Reproduce the full listing that appears beneath this instruction exactly.
══ DATASET RECORDS
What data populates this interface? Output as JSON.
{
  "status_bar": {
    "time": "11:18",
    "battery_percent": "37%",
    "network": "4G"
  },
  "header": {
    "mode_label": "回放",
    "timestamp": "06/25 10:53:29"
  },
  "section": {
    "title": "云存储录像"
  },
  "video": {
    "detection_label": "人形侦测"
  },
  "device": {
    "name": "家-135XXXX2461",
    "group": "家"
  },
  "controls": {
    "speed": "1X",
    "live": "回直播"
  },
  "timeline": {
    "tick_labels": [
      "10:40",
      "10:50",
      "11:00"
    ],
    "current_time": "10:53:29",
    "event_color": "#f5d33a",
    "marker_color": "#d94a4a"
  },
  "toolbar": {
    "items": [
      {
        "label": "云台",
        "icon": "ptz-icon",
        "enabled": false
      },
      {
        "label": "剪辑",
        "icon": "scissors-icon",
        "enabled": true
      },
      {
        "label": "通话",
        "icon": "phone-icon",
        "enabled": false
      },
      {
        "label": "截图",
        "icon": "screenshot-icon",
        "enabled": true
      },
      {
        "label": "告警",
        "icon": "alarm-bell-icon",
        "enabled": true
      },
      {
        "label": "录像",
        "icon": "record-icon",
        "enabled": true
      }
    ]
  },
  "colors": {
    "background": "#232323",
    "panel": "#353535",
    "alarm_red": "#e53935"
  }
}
════
THE RESULT.
What data populates this interface? Output as JSON.
{
  "status_bar": {
    "time": "11:18",
    "battery_percent": "37%",
    "network": "4G"
  },
  "header": {
    "mode_label": "回放",
    "timestamp": "06/25 10:53:29"
  },
  "section": {
    "title": "云存储录像"
  },
  "video": {
    "detection_label": "人形侦测"
  },
  "device": {
    "name": "家-135XXXX2461",
    "group": "家"
  },
  "controls": {
    "speed": "1X",
    "live": "回直播"
  },
  "timeline": {
    "tick_labels": [
      "10:40",
      "10:50",
      "11:00"
    ],
    "current_time": "10:53:29",
    "event_color": "#f5d33a",
    "marker_color": "#d94a4a"
  },
  "toolbar": {
    "items": [
      {
        "label": "云台",
        "icon": "ptz-icon",
        "enabled": false
      },
      {
        "label": "剪辑",
        "icon": "scissors-icon",
        "enabled": true
      },
      {
        "label": "通话",
        "icon": "phone-icon",
        "enabled": false
      },
      {
        "label": "截图",
        "icon": "screenshot-icon",
        "enabled": true
      },
      {
        "label": "告警",
        "icon": "alarm-bell-icon",
        "enabled": true
      },
      {
        "label": "录像",
        "icon": "record-icon",
        "enabled": true
      }
    ]
  },
  "colors": {
    "background": "#232323",
    "panel": "#353535",
    "alarm_red": "#e53935"
  }
}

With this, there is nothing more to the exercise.